Given instruction.
Set down each record exactly as written.

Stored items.

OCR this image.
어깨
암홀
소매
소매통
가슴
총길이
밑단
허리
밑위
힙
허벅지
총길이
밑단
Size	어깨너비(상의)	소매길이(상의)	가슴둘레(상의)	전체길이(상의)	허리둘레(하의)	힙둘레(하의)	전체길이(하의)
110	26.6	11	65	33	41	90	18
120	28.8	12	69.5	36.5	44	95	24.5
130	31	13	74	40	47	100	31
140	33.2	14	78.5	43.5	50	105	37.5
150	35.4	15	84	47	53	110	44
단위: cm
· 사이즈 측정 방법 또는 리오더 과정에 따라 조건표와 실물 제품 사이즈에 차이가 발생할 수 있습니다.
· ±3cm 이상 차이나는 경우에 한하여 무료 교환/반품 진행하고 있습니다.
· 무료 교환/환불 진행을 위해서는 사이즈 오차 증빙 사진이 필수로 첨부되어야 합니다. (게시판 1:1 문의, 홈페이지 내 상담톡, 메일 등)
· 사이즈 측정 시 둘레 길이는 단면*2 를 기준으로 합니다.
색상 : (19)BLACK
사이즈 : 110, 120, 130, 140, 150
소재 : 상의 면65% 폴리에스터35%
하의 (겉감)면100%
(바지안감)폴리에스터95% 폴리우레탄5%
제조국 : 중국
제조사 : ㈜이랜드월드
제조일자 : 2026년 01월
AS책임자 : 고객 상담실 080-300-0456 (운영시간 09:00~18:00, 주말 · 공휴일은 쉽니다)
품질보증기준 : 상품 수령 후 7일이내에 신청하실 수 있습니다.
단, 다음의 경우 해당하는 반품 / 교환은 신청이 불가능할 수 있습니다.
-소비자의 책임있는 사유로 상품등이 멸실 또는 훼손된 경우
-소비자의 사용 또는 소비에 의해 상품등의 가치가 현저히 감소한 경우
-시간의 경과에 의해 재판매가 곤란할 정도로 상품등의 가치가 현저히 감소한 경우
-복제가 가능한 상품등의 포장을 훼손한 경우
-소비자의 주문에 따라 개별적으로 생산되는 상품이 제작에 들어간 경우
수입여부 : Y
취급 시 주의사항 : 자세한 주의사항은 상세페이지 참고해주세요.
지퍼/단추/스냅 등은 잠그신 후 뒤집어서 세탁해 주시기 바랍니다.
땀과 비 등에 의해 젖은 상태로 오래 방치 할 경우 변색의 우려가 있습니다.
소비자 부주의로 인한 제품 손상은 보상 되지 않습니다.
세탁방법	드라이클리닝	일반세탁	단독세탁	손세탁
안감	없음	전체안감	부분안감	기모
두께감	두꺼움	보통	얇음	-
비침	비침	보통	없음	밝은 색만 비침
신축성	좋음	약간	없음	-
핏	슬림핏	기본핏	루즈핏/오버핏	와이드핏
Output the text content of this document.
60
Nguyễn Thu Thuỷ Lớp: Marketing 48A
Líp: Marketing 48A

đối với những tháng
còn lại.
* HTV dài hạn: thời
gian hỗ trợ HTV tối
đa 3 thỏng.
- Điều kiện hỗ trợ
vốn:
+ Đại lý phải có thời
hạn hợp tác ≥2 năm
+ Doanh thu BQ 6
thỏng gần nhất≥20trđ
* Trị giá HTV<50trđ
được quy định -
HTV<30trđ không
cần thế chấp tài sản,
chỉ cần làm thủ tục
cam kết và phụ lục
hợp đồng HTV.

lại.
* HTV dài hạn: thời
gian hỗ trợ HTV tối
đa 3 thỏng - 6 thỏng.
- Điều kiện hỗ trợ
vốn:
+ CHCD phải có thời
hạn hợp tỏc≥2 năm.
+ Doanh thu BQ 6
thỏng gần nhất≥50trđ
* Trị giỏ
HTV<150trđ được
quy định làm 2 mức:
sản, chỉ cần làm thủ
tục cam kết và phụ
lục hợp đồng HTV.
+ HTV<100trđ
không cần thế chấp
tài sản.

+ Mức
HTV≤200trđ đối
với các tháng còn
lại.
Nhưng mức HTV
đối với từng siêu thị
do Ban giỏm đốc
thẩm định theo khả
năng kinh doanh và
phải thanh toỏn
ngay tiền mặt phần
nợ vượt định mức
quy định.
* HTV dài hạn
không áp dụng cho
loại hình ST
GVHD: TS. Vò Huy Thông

Response to the task.
OCR this image.
어깨
암홀
소매
소매통
가슴
총길이
밑단
허리
밑위
힙
허벅지
총길이
밑단
Size	어깨너비(상의)	소매길이(상의)	가슴둘레(상의)	전체길이(상의)	허리둘레(하의)	힙둘레(하의)	전체길이(하의)
110	26.6	11	65	33	41	90	18
120	28.8	12	69.5	36.5	44	95	24.5
130	31	13	74	40	47	100	31
140	33.2	14	78.5	43.5	50	105	37.5
150	35.4	15	84	47	53	110	44
단위: cm
· 사이즈 측정 방법 또는 리오더 과정에 따라 조건표와 실물 제품 사이즈에 차이가 발생할 수 있습니다.
· ±3cm 이상 차이나는 경우에 한하여 무료 교환/반품 진행하고 있습니다.
· 무료 교환/환불 진행을 위해서는 사이즈 오차 증빙 사진이 필수로 첨부되어야 합니다. (게시판 1:1 문의, 홈페이지 내 상담톡, 메일 등)
· 사이즈 측정 시 둘레 길이는 단면*2 를 기준으로 합니다.
색상 : (19)BLACK
사이즈 : 110, 120, 130, 140, 150
소재 : 상의 면65% 폴리에스터35%
하의 (겉감)면100%
(바지안감)폴리에스터95% 폴리우레탄5%
제조국 : 중국
제조사 : ㈜이랜드월드
제조일자 : 2026년 01월
AS책임자 : 고객 상담실 080-300-0456 (운영시간 09:00~18:00, 주말 · 공휴일은 쉽니다)
품질보증기준 : 상품 수령 후 7일이내에 신청하실 수 있습니다.
단, 다음의 경우 해당하는 반품 / 교환은 신청이 불가능할 수 있습니다.
-소비자의 책임있는 사유로 상품등이 멸실 또는 훼손된 경우
-소비자의 사용 또는 소비에 의해 상품등의 가치가 현저히 감소한 경우
-시간의 경과에 의해 재판매가 곤란할 정도로 상품등의 가치가 현저히 감소한 경우
-복제가 가능한 상품등의 포장을 훼손한 경우
-소비자의 주문에 따라 개별적으로 생산되는 상품이 제작에 들어간 경우
수입여부 : Y
취급 시 주의사항 : 자세한 주의사항은 상세페이지 참고해주세요.
지퍼/단추/스냅 등은 잠그신 후 뒤집어서 세탁해 주시기 바랍니다.
땀과 비 등에 의해 젖은 상태로 오래 방치 할 경우 변색의 우려가 있습니다.
소비자 부주의로 인한 제품 손상은 보상 되지 않습니다.
세탁방법	드라이클리닝	일반세탁	단독세탁	손세탁
안감	없음	전체안감	부분안감	기모
두께감	두꺼움	보통	얇음	-
비침	비침	보통	없음	밝은 색만 비침
신축성	좋음	약간	없음	-
핏	슬림핏	기본핏	루즈핏/오버핏	와이드핏
Output the text content of this document.
60
Nguyễn Thu Thuỷ Lớp: Marketing 48A
Líp: Marketing 48A

đối với những tháng
còn lại.
* HTV dài hạn: thời
gian hỗ trợ HTV tối
đa 3 thỏng.
- Điều kiện hỗ trợ
vốn:
+ Đại lý phải có thời
hạn hợp tác ≥2 năm
+ Doanh thu BQ 6
thỏng gần nhất≥20trđ
* Trị giá HTV<50trđ
được quy định -
HTV<30trđ không
cần thế chấp tài sản,
chỉ cần làm thủ tục
cam kết và phụ lục
hợp đồng HTV.

lại.
* HTV dài hạn: thời
gian hỗ trợ HTV tối
đa 3 thỏng - 6 thỏng.
- Điều kiện hỗ trợ
vốn:
+ CHCD phải có thời
hạn hợp tỏc≥2 năm.
+ Doanh thu BQ 6
thỏng gần nhất≥50trđ
* Trị giỏ
HTV<150trđ được
quy định làm 2 mức:
sản, chỉ cần làm thủ
tục cam kết và phụ
lục hợp đồng HTV.
+ HTV<100trđ
không cần thế chấp
tài sản.

+ Mức
HTV≤200trđ đối
với các tháng còn
lại.
Nhưng mức HTV
đối với từng siêu thị
do Ban giỏm đốc
thẩm định theo khả
năng kinh doanh và
phải thanh toỏn
ngay tiền mặt phần
nợ vượt định mức
quy định.
* HTV dài hạn
không áp dụng cho
loại hình ST
GVHD: TS. Vò Huy Thông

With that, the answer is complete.